TASK OBJECTIVE - Only a number is required: how many lines of the material contain the word "will"?

Saved data entries -

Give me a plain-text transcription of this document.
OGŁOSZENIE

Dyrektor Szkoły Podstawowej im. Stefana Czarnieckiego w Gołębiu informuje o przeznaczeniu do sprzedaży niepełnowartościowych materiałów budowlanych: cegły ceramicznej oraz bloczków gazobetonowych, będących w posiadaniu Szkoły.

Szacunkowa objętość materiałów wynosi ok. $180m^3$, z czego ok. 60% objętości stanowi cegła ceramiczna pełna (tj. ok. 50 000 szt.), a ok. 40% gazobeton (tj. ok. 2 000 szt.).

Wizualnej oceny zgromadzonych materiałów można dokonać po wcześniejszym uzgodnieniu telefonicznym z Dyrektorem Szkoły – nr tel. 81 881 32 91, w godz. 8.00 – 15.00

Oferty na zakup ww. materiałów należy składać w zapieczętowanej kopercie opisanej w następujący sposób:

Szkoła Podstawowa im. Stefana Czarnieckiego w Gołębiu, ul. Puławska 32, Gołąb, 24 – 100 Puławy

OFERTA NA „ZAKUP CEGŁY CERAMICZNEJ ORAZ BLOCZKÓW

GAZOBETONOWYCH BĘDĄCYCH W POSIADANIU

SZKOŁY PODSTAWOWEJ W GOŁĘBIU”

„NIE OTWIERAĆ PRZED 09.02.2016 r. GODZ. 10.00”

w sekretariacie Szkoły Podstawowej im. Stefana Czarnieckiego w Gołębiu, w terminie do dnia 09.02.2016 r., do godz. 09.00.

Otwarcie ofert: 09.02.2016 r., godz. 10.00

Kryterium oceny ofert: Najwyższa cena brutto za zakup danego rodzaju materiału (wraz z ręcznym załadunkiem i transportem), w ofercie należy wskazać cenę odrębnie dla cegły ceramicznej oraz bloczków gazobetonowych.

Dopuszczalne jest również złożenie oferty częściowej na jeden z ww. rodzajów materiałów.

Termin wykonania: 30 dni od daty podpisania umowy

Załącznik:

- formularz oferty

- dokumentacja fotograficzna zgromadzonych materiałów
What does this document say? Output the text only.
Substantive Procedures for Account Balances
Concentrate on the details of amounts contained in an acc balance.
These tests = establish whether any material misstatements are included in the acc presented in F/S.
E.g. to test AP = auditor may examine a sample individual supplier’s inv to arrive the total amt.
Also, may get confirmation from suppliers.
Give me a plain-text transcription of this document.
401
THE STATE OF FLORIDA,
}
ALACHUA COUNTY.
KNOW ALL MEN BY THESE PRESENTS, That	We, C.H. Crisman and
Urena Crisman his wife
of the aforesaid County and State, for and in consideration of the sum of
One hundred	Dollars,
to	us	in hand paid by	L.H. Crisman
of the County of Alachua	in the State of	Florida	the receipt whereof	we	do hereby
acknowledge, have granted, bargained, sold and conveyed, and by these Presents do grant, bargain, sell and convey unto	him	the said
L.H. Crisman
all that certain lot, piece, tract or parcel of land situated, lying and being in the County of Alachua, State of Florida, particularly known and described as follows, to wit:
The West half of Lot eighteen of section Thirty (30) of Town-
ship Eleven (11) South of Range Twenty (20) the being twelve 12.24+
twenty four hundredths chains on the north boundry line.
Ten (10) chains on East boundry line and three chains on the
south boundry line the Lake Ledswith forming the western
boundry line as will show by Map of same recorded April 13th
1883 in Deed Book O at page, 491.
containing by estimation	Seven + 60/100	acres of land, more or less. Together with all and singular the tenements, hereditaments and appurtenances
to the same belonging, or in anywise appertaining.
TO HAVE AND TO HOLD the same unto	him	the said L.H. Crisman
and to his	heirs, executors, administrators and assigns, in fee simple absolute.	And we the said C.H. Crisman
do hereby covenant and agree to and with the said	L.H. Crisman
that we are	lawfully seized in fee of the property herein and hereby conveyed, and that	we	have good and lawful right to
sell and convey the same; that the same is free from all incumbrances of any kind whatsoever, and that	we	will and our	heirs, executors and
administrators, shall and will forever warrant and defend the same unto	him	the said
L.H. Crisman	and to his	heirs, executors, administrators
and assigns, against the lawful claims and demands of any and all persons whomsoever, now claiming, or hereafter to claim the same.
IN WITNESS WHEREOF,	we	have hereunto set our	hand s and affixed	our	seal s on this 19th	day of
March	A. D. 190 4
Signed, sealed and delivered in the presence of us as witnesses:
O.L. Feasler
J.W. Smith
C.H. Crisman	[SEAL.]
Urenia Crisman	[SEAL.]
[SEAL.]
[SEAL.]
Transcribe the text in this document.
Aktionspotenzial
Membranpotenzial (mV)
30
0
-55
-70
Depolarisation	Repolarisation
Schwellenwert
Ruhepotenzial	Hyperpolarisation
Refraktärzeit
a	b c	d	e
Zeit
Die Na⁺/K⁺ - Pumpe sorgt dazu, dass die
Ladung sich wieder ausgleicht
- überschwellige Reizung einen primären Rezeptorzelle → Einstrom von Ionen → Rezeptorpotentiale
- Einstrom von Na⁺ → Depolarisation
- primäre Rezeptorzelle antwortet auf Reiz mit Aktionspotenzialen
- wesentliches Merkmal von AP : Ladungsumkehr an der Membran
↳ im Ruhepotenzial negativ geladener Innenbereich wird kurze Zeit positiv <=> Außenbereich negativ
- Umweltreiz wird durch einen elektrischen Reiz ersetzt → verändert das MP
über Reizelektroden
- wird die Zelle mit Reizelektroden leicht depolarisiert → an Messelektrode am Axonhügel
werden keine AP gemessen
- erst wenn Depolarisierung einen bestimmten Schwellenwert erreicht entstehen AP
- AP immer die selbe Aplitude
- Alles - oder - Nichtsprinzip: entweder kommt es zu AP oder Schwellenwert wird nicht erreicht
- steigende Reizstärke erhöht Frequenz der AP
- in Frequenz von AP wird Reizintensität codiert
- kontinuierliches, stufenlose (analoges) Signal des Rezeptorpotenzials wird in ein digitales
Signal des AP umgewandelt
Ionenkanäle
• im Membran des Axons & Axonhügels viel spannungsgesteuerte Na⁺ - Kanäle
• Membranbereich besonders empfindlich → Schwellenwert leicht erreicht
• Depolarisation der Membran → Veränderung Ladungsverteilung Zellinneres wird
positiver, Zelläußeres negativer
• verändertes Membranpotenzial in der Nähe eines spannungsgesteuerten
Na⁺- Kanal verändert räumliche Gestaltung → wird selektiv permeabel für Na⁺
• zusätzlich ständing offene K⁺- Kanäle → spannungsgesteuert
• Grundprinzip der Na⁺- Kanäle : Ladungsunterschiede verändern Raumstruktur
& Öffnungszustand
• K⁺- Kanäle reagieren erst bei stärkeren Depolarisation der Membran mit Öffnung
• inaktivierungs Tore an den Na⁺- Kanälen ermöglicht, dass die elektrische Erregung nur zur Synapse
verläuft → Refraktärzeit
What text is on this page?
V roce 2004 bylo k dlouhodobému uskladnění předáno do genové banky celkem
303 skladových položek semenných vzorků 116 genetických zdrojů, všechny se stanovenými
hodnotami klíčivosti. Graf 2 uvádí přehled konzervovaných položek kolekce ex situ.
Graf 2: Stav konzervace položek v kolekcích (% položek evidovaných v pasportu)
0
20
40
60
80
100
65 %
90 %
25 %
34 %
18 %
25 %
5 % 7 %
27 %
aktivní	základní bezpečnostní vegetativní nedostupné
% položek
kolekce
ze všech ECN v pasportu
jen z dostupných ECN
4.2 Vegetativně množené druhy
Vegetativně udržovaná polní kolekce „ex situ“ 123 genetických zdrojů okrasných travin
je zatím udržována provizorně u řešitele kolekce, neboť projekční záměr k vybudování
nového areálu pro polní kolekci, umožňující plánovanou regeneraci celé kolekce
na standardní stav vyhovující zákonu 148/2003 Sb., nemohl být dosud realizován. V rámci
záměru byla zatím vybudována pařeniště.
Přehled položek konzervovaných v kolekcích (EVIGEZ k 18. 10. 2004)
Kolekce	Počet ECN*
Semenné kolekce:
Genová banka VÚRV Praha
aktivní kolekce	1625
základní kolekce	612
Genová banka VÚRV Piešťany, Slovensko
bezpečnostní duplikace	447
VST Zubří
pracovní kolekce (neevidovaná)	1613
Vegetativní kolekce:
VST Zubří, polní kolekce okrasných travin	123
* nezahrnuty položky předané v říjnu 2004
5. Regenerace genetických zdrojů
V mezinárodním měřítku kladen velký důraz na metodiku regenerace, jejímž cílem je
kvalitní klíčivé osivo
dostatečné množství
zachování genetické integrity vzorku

THE OUTPUT - 3